• **WRITTEN EXERCISE**
Your job is to restate each entry word for word.

• **MATERIAL FOR THIS TASK**

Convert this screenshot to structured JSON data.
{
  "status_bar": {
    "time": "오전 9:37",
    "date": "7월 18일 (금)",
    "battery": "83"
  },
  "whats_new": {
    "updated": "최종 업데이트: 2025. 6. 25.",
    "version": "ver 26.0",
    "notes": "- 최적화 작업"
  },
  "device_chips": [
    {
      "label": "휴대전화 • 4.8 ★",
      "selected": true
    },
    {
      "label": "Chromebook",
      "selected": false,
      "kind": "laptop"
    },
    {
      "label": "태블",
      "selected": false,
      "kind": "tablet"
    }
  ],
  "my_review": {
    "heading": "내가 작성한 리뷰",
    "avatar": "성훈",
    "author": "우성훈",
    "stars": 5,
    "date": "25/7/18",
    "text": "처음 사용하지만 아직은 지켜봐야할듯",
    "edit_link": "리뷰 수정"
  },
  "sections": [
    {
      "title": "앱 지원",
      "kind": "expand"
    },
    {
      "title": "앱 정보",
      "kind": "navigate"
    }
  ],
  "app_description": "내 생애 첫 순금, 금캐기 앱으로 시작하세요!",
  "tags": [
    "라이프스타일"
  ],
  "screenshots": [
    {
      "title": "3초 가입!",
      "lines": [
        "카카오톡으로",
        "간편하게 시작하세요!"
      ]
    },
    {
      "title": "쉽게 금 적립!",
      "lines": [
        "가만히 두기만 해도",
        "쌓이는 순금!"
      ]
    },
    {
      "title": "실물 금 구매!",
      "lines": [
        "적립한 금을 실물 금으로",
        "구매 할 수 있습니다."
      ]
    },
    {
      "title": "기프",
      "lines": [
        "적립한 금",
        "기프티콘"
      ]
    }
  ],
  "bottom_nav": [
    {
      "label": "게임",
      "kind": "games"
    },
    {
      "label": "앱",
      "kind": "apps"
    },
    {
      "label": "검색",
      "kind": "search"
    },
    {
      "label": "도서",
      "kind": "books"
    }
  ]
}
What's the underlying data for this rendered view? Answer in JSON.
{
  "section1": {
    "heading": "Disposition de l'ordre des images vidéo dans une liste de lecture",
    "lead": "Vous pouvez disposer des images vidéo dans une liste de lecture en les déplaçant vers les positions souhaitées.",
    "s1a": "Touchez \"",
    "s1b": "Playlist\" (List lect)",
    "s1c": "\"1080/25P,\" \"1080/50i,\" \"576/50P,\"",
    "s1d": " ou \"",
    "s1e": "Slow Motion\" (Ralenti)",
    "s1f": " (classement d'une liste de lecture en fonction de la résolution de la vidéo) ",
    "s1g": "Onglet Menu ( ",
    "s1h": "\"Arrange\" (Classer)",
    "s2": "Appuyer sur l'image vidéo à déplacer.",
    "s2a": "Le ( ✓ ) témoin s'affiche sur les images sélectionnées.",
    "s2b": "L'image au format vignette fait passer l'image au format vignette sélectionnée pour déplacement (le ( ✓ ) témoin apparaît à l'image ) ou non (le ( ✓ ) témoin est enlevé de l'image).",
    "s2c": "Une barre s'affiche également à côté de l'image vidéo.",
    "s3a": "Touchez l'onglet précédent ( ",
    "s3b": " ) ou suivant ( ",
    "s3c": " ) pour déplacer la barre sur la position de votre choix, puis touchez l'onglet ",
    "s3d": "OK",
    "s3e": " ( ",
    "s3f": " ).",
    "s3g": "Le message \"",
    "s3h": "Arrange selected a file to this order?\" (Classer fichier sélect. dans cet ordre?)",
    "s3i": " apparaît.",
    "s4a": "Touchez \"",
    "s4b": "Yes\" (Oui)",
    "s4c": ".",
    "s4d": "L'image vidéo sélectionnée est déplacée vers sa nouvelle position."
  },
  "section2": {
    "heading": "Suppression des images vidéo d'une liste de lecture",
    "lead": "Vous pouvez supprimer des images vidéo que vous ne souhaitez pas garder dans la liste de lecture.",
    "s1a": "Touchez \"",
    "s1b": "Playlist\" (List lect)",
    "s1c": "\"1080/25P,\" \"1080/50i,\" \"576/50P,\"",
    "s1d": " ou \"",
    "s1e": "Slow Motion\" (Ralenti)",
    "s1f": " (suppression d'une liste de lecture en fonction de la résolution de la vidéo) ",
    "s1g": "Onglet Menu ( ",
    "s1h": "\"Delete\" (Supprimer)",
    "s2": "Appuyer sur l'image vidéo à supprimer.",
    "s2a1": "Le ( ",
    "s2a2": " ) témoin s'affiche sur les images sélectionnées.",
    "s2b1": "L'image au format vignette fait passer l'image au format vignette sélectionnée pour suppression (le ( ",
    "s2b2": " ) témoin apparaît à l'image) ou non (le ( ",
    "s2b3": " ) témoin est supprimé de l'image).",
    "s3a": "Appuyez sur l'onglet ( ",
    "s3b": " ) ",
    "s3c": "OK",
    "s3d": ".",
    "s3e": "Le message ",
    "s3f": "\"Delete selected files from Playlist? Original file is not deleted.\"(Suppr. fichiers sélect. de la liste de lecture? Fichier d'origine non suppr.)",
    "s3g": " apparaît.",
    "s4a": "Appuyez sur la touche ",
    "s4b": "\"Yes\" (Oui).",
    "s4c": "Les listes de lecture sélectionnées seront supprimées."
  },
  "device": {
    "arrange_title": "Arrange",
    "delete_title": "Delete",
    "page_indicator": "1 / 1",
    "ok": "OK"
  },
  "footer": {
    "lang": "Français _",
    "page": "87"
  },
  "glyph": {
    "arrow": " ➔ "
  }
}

• **ANSWER TO THE EXERCISE**
Convert this screenshot to structured JSON data.
{
  "status_bar": {
    "time": "오전 9:37",
    "date": "7월 18일 (금)",
    "battery": "83"
  },
  "whats_new": {
    "updated": "최종 업데이트: 2025. 6. 25.",
    "version": "ver 26.0",
    "notes": "- 최적화 작업"
  },
  "device_chips": [
    {
      "label": "휴대전화 • 4.8 ★",
      "selected": true
    },
    {
      "label": "Chromebook",
      "selected": false,
      "kind": "laptop"
    },
    {
      "label": "태블",
      "selected": false,
      "kind": "tablet"
    }
  ],
  "my_review": {
    "heading": "내가 작성한 리뷰",
    "avatar": "성훈",
    "author": "우성훈",
    "stars": 5,
    "date": "25/7/18",
    "text": "처음 사용하지만 아직은 지켜봐야할듯",
    "edit_link": "리뷰 수정"
  },
  "sections": [
    {
      "title": "앱 지원",
      "kind": "expand"
    },
    {
      "title": "앱 정보",
      "kind": "navigate"
    }
  ],
  "app_description": "내 생애 첫 순금, 금캐기 앱으로 시작하세요!",
  "tags": [
    "라이프스타일"
  ],
  "screenshots": [
    {
      "title": "3초 가입!",
      "lines": [
        "카카오톡으로",
        "간편하게 시작하세요!"
      ]
    },
    {
      "title": "쉽게 금 적립!",
      "lines": [
        "가만히 두기만 해도",
        "쌓이는 순금!"
      ]
    },
    {
      "title": "실물 금 구매!",
      "lines": [
        "적립한 금을 실물 금으로",
        "구매 할 수 있습니다."
      ]
    },
    {
      "title": "기프",
      "lines": [
        "적립한 금",
        "기프티콘"
      ]
    }
  ],
  "bottom_nav": [
    {
      "label": "게임",
      "kind": "games"
    },
    {
      "label": "앱",
      "kind": "apps"
    },
    {
      "label": "검색",
      "kind": "search"
    },
    {
      "label": "도서",
      "kind": "books"
    }
  ]
}
What's the underlying data for this rendered view? Answer in JSON.
{
  "section1": {
    "heading": "Disposition de l'ordre des images vidéo dans une liste de lecture",
    "lead": "Vous pouvez disposer des images vidéo dans une liste de lecture en les déplaçant vers les positions souhaitées.",
    "s1a": "Touchez \"",
    "s1b": "Playlist\" (List lect)",
    "s1c": "\"1080/25P,\" \"1080/50i,\" \"576/50P,\"",
    "s1d": " ou \"",
    "s1e": "Slow Motion\" (Ralenti)",
    "s1f": " (classement d'une liste de lecture en fonction de la résolution de la vidéo) ",
    "s1g": "Onglet Menu ( ",
    "s1h": "\"Arrange\" (Classer)",
    "s2": "Appuyer sur l'image vidéo à déplacer.",
    "s2a": "Le ( ✓ ) témoin s'affiche sur les images sélectionnées.",
    "s2b": "L'image au format vignette fait passer l'image au format vignette sélectionnée pour déplacement (le ( ✓ ) témoin apparaît à l'image ) ou non (le ( ✓ ) témoin est enlevé de l'image).",
    "s2c": "Une barre s'affiche également à côté de l'image vidéo.",
    "s3a": "Touchez l'onglet précédent ( ",
    "s3b": " ) ou suivant ( ",
    "s3c": " ) pour déplacer la barre sur la position de votre choix, puis touchez l'onglet ",
    "s3d": "OK",
    "s3e": " ( ",
    "s3f": " ).",
    "s3g": "Le message \"",
    "s3h": "Arrange selected a file to this order?\" (Classer fichier sélect. dans cet ordre?)",
    "s3i": " apparaît.",
    "s4a": "Touchez \"",
    "s4b": "Yes\" (Oui)",
    "s4c": ".",
    "s4d": "L'image vidéo sélectionnée est déplacée vers sa nouvelle position."
  },
  "section2": {
    "heading": "Suppression des images vidéo d'une liste de lecture",
    "lead": "Vous pouvez supprimer des images vidéo que vous ne souhaitez pas garder dans la liste de lecture.",
    "s1a": "Touchez \"",
    "s1b": "Playlist\" (List lect)",
    "s1c": "\"1080/25P,\" \"1080/50i,\" \"576/50P,\"",
    "s1d": " ou \"",
    "s1e": "Slow Motion\" (Ralenti)",
    "s1f": " (suppression d'une liste de lecture en fonction de la résolution de la vidéo) ",
    "s1g": "Onglet Menu ( ",
    "s1h": "\"Delete\" (Supprimer)",
    "s2": "Appuyer sur l'image vidéo à supprimer.",
    "s2a1": "Le ( ",
    "s2a2": " ) témoin s'affiche sur les images sélectionnées.",
    "s2b1": "L'image au format vignette fait passer l'image au format vignette sélectionnée pour suppression (le ( ",
    "s2b2": " ) témoin apparaît à l'image) ou non (le ( ",
    "s2b3": " ) témoin est supprimé de l'image).",
    "s3a": "Appuyez sur l'onglet ( ",
    "s3b": " ) ",
    "s3c": "OK",
    "s3d": ".",
    "s3e": "Le message ",
    "s3f": "\"Delete selected files from Playlist? Original file is not deleted.\"(Suppr. fichiers sélect. de la liste de lecture? Fichier d'origine non suppr.)",
    "s3g": " apparaît.",
    "s4a": "Appuyez sur la touche ",
    "s4b": "\"Yes\" (Oui).",
    "s4c": "Les listes de lecture sélectionnées seront supprimées."
  },
  "device": {
    "arrange_title": "Arrange",
    "delete_title": "Delete",
    "page_indicator": "1 / 1",
    "ok": "OK"
  },
  "footer": {
    "lang": "Français _",
    "page": "87"
  },
  "glyph": {
    "arrow": " ➔ "
  }
}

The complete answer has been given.